▶ [WHAT IS BEING ASKED] Filter the listing and keep only the lines with the word "Migration".

▶ [DATA SECTION]
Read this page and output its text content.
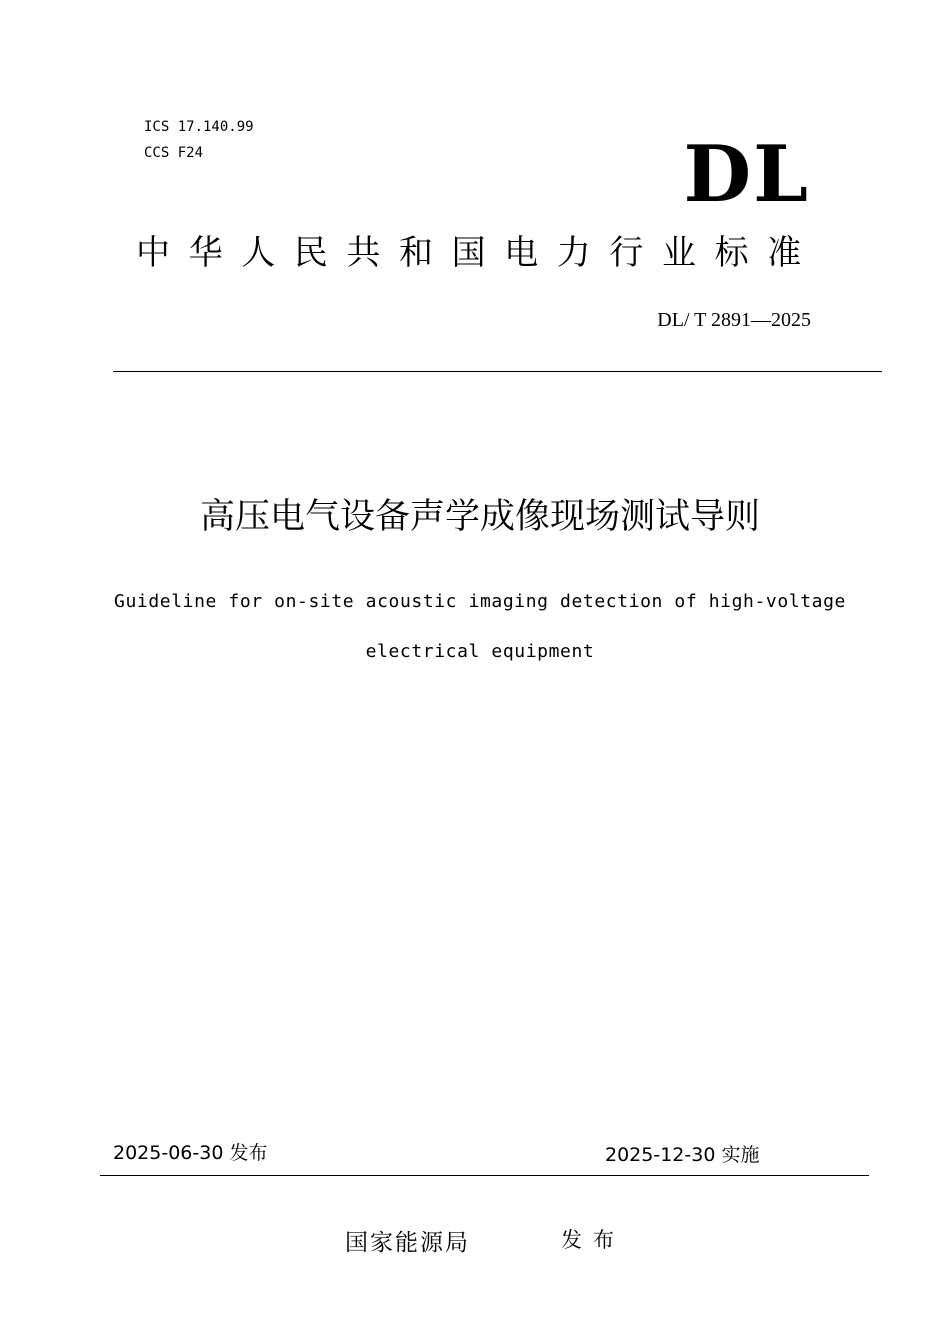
ICS 17.140.99
CCS F24	DL
中华人民共和国电力行业标准
DL/ T 2891—2025
高压电气设备声学成像现场测试导则
Guideline for on-site acoustic imaging detection of high-voltage
electrical equipment
2025-06-30 发布	2025-12-30 实施
国家能源局	发布
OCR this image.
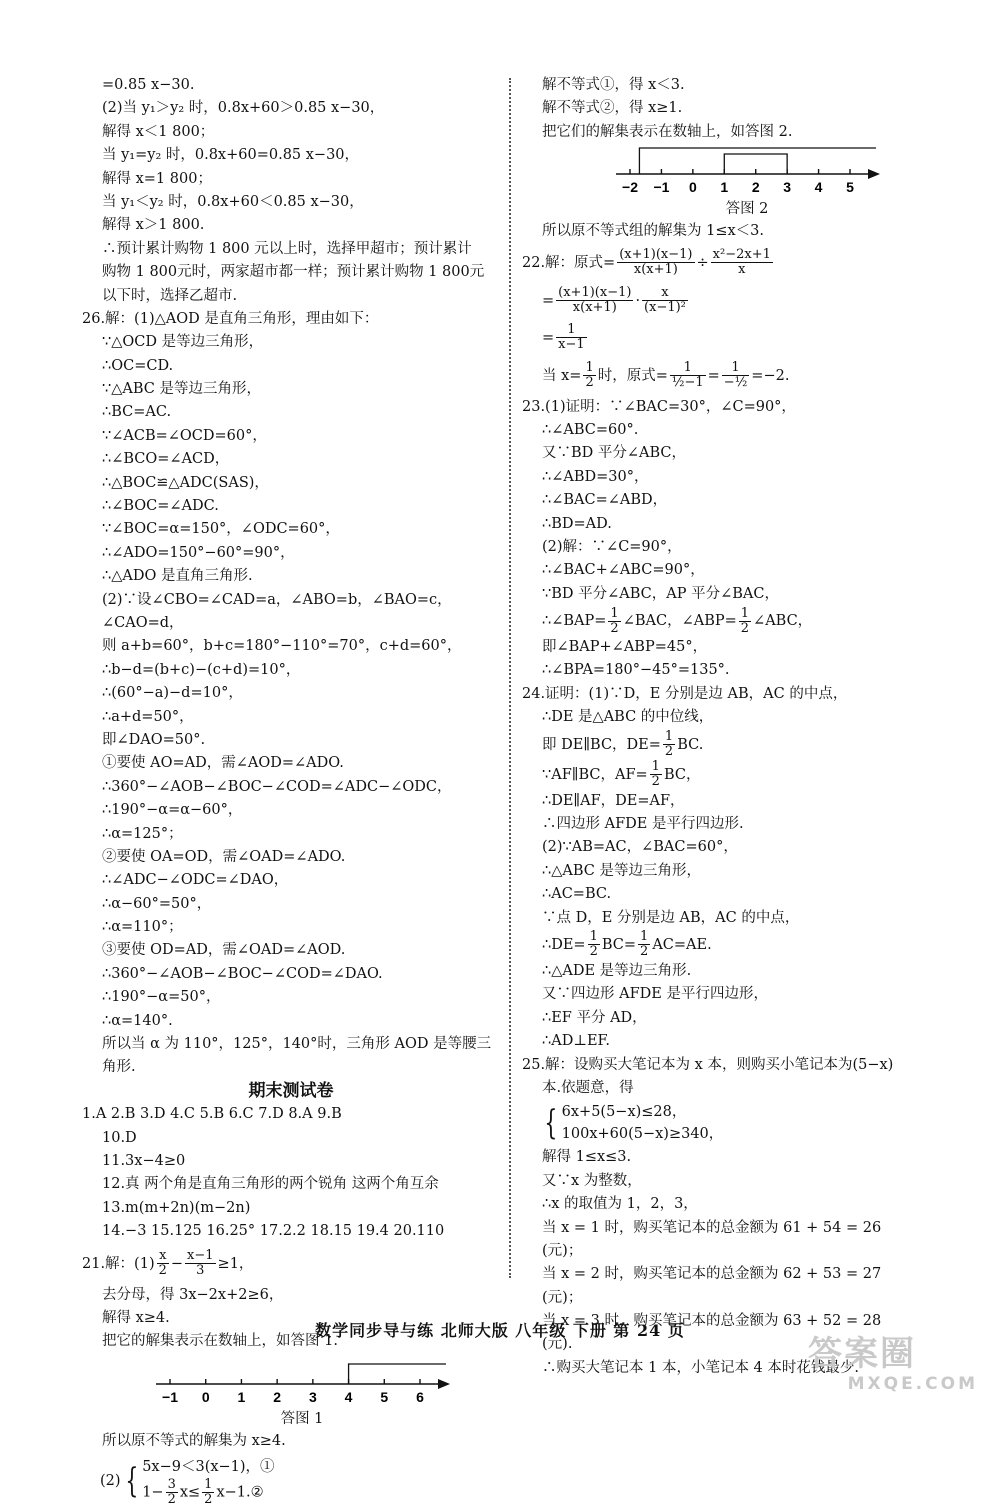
=0.85 x−30.
(2)当 y₁＞y₂ 时，0.8x+60＞0.85 x−30，
解得 x＜1 800；
当 y₁=y₂ 时，0.8x+60=0.85 x−30，
解得 x=1 800；
当 y₁＜y₂ 时，0.8x+60＜0.85 x−30，
解得 x＞1 800.
∴预计累计购物 1 800 元以上时，选择甲超市；预计累计
购物 1 800元时，两家超市都一样；预计累计购物 1 800元
以下时，选择乙超市.
26.解：(1)△AOD 是直角三角形，理由如下：
∵△OCD 是等边三角形，
∴OC=CD.
∵△ABC 是等边三角形，
∴BC=AC.
∵∠ACB=∠OCD=60°，
∴∠BCO=∠ACD，
∴△BOC≌△ADC(SAS)，
∴∠BOC=∠ADC.
∵∠BOC=α=150°，∠ODC=60°，
∴∠ADO=150°−60°=90°，
∴△ADO 是直角三角形.
(2)∵设∠CBO=∠CAD=a，∠ABO=b，∠BAO=c，
∠CAO=d，
则 a+b=60°，b+c=180°−110°=70°，c+d=60°，
∴b−d=(b+c)−(c+d)=10°，
∴(60°−a)−d=10°，
∴a+d=50°，
即∠DAO=50°.
①要使 AO=AD，需∠AOD=∠ADO.
∴360°−∠AOB−∠BOC−∠COD=∠ADC−∠ODC，
∴190°−α=α−60°，
∴α=125°；
②要使 OA=OD，需∠OAD=∠ADO.
∴∠ADC−∠ODC=∠DAO，
∴α−60°=50°，
∴α=110°；
③要使 OD=AD，需∠OAD=∠AOD.
∴360°−∠AOB−∠BOC−∠COD=∠DAO.
∴190°−α=50°，
∴α=140°.
所以当 α 为 110°，125°，140°时，三角形 AOD 是等腰三
角形.
期末测试卷
1.A 2.B 3.D 4.C 5.B 6.C 7.D 8.A 9.B
10.D
11.3x−4≥0
12.真 两个角是直角三角形的两个锐角 这两个角互余
13.m(m+2n)(m−2n)
14.−3 15.125 16.25° 17.2.2 18.15 19.4 20.110
21.解：$(1) \frac{x}{2} - \frac{x-1}{3} \ge 1$，
去分母，得 3x−2x+2≥6，
解得 x≥4.
把它的解集表示在数轴上，如答图 1.
−1 0 1 2 3 4 5 6
答图 1
所以原不等式的解集为 x≥4.
(2) { 5x−9＜3(x−1)，①
$1- \frac{3}{2} x\le \frac{1}{2}$ x−1.②
解不等式①，得 x＜3.
解不等式②，得 x≥1.
把它们的解集表示在数轴上，如答图 2.
−2 −1 0 1 2 3 4 5
答图 2
所以原不等式组的解集为 1≤x＜3.
22.解：原式= $\frac{(x+1)(x-1)}{x(x+1)} \div \frac{\text{x²−2x+1}}{x}$
= $\frac{(x+1)(x-1)}{x(x+1)} \cdot \frac{x}{\text{(x−1)²}}$
= $\frac{1}{x-1}$
当 $x= \frac{1}{2}$ 时，原式= $\frac{1}{\text{½−1}} = \frac{1}{\text{−½}} =-2$.
23.(1)证明：∵∠BAC=30°，∠C=90°，
∴∠ABC=60°.
又∵BD 平分∠ABC，
∴∠ABD=30°，
∴∠BAC=∠ABD，
∴BD=AD.
(2)解：∵∠C=90°，
∴∠BAC+∠ABC=90°，
∵BD 平分∠ABC，AP 平分∠BAC，
∴∠BAP= $\frac{1}{2}$ ∠BAC，∠ABP= $\frac{1}{2}$ ∠ABC，
即∠BAP+∠ABP=45°，
∴∠BPA=180°−45°=135°.
24.证明：(1)∵D，E 分别是边 AB，AC 的中点，
∴DE 是△ABC 的中位线，
即 DE∥BC，$DE= \frac{1}{2}$ BC.
∵AF∥BC，$AF= \frac{1}{2}$ BC，
∴DE∥AF，DE=AF，
∴四边形 AFDE 是平行四边形.
(2)∵AB=AC，∠BAC=60°，
∴△ABC 是等边三角形，
∴AC=BC.
∵点 D，E 分别是边 AB，AC 的中点，
∴DE= $\frac{1}{2} BC= \frac{1}{2} AC=AE$.
∴△ADE 是等边三角形.
又∵四边形 AFDE 是平行四边形，
∴EF 平分 AD，
∴AD⊥EF.
25.解：设购买大笔记本为 x 本，则购买小笔记本为(5−x)
本.依题意，得
{ 6x+5(5−x)≤28，
100x+60(5−x)≥340，
解得 1≤x≤3.
又∵x 为整数，
∴x 的取值为 1，2，3，
当 x = 1 时，购买笔记本的总金额为 61 + 54 = 26
(元)；
当 x = 2 时，购买笔记本的总金额为 62 + 53 = 27
(元)；
当 x = 3 时，购买笔记本的总金额为 63 + 52 = 28
(元).
∴购买大笔记本 1 本，小笔记本 4 本时花钱最少.
数学同步导与练 北师大版 八年级 下册 第 24 页
答案圈
MXQE.COM
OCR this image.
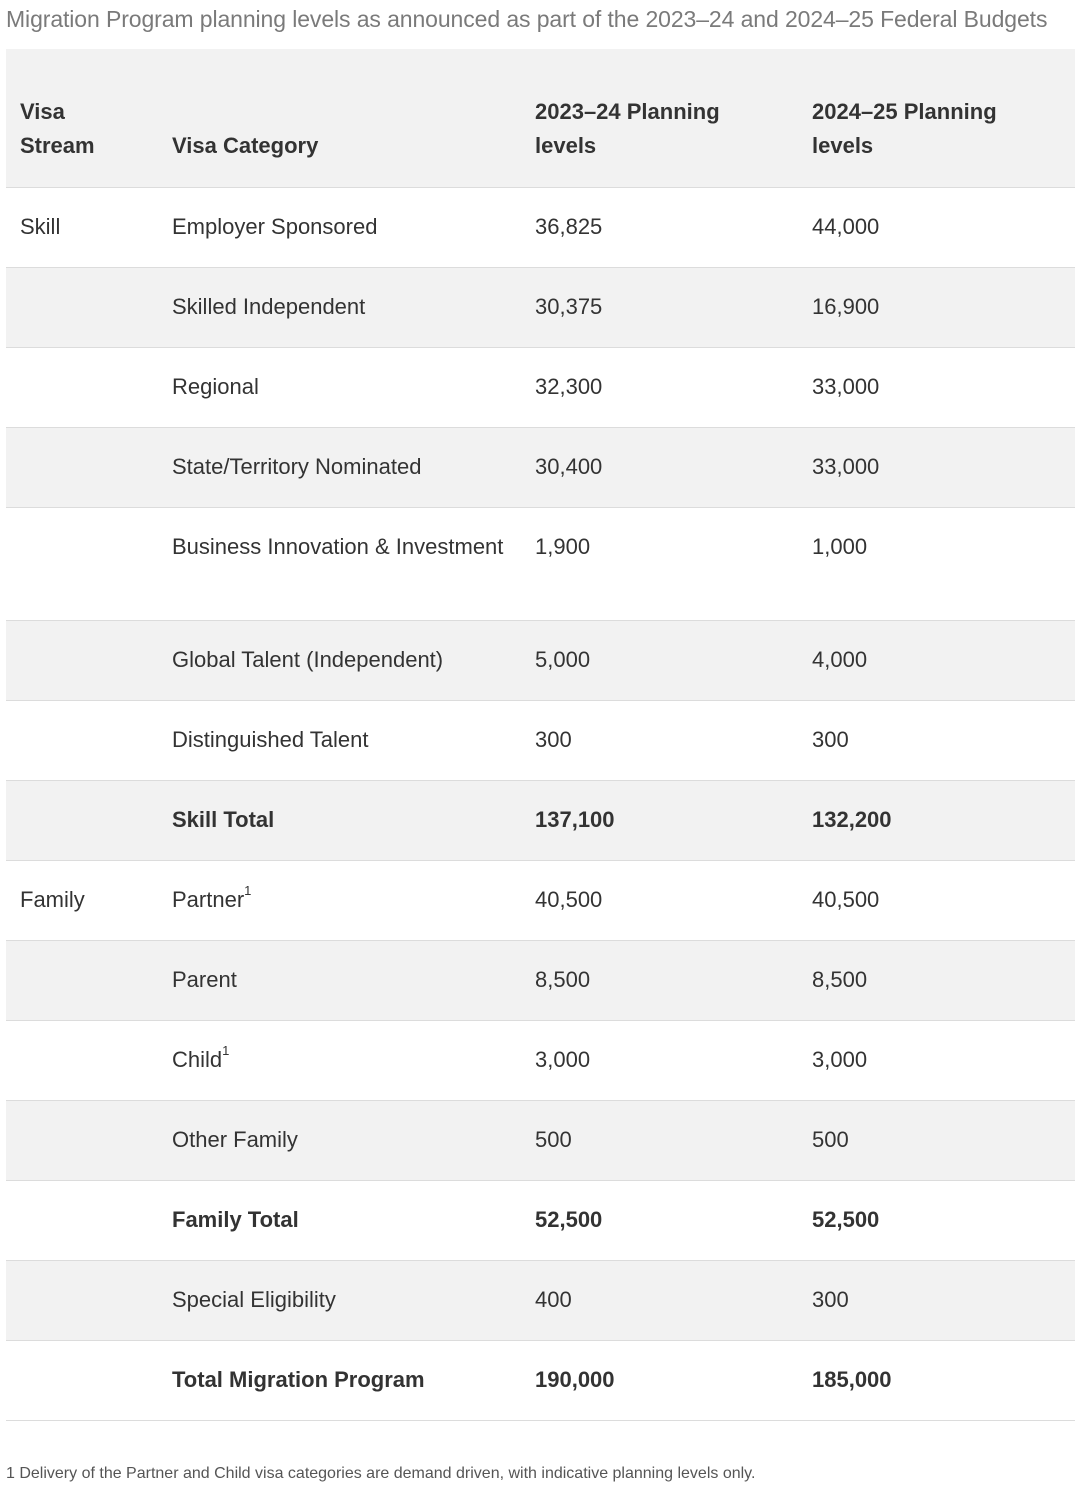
Migration Program planning levels as announced as part of the 2023–24 and 2024–25 Federal Budgets
Visa Stream	Visa Category	2023–24 Planning levels	2024–25 Planning levels
Skill	Employer Sponsored	36,825	44,000
	Skilled Independent	30,375	16,900
	Regional	32,300	33,000
	State/Territory Nominated	30,400	33,000
	Business Innovation & Investment	1,900	1,000
	Global Talent (Independent)	5,000	4,000
	Distinguished Talent	300	300
	Skill Total	137,100	132,200
Family	Partner$^1$	40,500	40,500
	Parent	8,500	8,500
	Child$^1$	3,000	3,000
	Other Family	500	500
	Family Total	52,500	52,500
	Special Eligibility	400	300
	Total Migration Program	190,000	185,000
1 Delivery of the Partner and Child visa categories are demand driven, with indicative planning levels only.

▶ [FULL SOLUTION]
Migration Program planning levels as announced as part of the 2023–24 and 2024–25 Federal Budgets
	Total Migration Program	190,000	185,000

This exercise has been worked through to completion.